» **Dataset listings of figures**
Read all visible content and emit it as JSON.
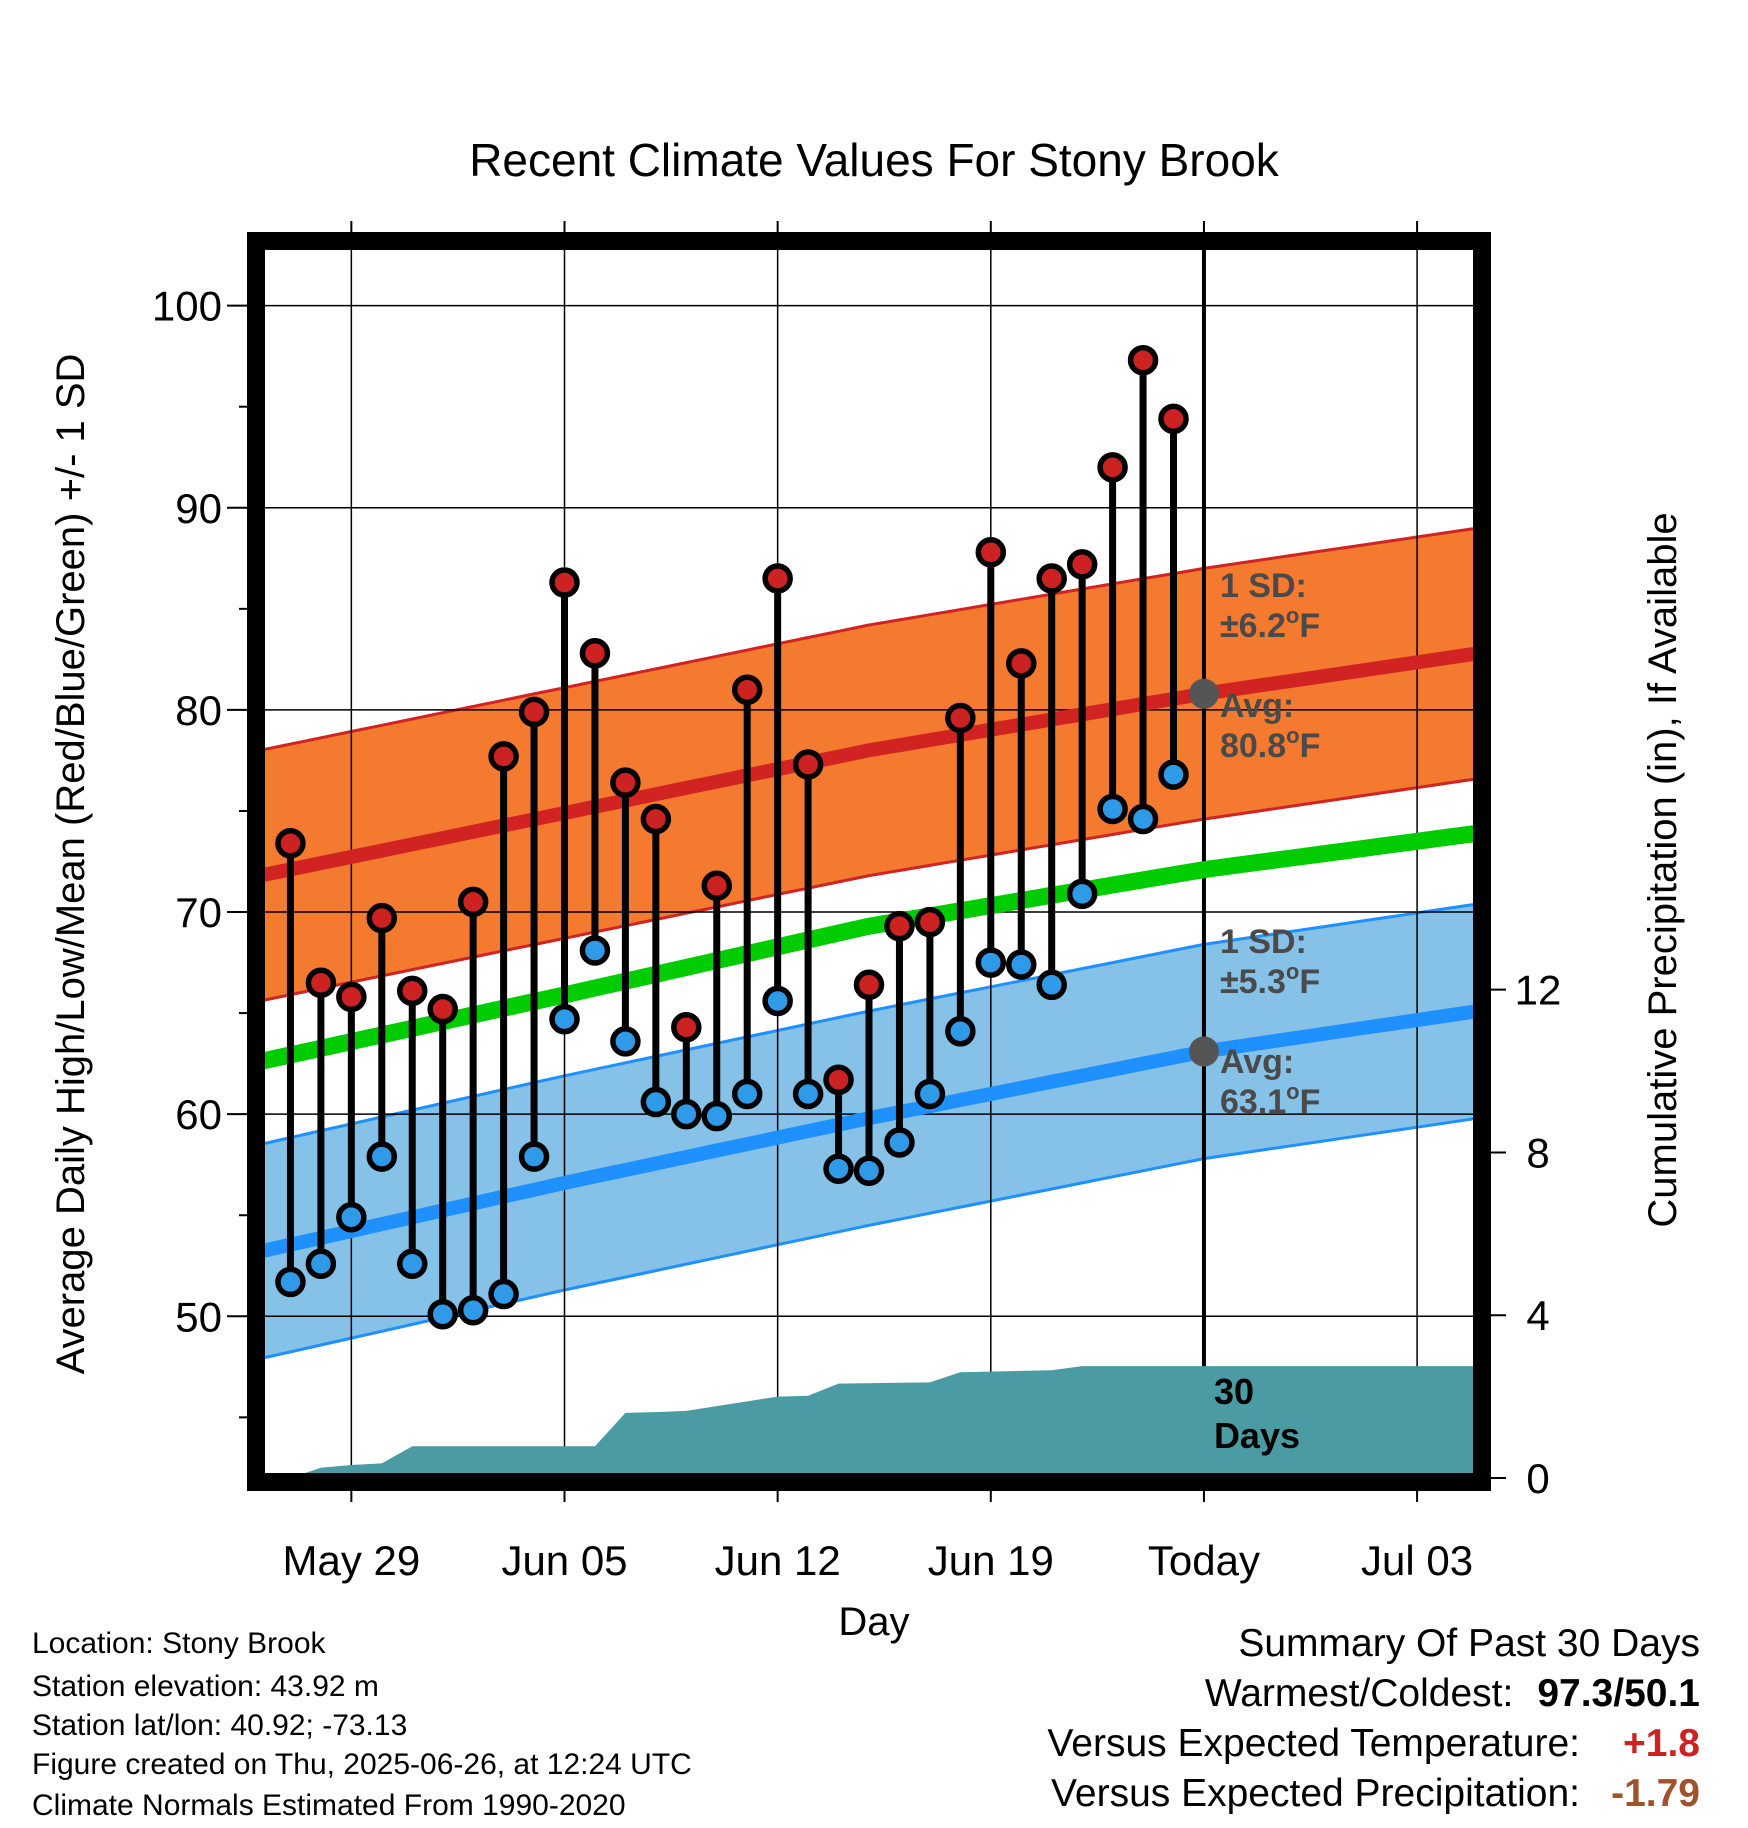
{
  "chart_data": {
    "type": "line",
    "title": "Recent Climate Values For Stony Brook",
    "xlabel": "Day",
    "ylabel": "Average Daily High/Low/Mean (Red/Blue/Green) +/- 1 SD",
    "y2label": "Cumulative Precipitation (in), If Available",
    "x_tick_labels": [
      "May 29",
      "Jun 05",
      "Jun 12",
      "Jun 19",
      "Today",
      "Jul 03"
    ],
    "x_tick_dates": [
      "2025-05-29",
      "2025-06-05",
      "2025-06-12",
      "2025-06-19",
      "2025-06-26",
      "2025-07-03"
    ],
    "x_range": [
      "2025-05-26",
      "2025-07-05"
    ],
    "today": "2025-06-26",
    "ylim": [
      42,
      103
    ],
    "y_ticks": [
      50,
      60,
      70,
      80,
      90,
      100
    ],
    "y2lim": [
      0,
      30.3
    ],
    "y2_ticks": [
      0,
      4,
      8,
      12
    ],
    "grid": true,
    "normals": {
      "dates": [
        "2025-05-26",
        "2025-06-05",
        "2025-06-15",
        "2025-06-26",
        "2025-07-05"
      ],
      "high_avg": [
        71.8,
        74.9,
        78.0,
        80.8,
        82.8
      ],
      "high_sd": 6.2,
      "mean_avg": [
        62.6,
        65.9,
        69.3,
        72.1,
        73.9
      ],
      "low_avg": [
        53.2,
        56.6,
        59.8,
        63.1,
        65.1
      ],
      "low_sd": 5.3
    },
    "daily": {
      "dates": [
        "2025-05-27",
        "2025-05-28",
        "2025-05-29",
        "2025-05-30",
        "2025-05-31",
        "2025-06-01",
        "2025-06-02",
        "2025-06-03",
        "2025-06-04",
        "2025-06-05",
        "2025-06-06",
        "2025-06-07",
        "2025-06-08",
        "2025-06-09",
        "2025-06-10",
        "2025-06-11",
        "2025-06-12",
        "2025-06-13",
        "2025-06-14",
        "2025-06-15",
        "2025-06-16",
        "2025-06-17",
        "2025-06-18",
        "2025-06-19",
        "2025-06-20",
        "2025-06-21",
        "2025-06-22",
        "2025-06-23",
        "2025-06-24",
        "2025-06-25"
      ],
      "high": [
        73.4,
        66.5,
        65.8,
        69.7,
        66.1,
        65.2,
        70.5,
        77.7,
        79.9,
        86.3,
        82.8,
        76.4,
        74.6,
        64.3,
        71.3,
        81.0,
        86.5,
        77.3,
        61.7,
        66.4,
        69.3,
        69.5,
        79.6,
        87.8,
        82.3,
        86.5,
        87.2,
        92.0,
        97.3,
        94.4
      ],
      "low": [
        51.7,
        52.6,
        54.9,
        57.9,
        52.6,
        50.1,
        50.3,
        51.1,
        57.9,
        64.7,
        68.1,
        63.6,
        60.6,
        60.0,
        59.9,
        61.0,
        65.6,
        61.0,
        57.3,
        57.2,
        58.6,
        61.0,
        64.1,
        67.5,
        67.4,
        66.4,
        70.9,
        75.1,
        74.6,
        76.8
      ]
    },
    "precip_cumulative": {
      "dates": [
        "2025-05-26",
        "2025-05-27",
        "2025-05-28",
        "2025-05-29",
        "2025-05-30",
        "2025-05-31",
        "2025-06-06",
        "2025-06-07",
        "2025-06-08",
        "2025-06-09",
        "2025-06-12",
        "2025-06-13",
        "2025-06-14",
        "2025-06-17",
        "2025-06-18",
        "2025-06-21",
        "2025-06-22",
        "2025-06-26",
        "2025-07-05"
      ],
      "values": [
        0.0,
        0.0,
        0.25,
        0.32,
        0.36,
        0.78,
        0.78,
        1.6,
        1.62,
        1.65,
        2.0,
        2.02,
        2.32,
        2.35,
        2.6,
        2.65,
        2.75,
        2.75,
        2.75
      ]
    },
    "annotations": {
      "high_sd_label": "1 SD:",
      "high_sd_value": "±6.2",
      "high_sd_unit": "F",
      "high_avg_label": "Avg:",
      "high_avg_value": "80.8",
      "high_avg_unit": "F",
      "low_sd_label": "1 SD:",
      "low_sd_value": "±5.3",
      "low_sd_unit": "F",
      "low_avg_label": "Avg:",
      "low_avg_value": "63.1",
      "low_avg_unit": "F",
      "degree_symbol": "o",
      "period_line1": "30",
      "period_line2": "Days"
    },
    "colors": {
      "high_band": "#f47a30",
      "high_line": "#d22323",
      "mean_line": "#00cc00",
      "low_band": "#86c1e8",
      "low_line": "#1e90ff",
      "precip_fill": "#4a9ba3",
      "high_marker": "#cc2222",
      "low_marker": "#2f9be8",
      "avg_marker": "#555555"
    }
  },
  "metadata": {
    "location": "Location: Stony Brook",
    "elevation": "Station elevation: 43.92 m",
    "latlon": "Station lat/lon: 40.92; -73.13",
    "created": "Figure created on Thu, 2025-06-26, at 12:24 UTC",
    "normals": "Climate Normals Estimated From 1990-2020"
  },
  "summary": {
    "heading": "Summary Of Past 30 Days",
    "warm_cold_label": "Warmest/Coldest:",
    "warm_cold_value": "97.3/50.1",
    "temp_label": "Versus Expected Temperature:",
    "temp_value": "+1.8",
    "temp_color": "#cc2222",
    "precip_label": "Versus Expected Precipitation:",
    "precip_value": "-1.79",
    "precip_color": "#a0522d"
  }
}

» **What to work on**
Count the lines of the data that include the string "normals", and give only that number.

» **Correct output**
2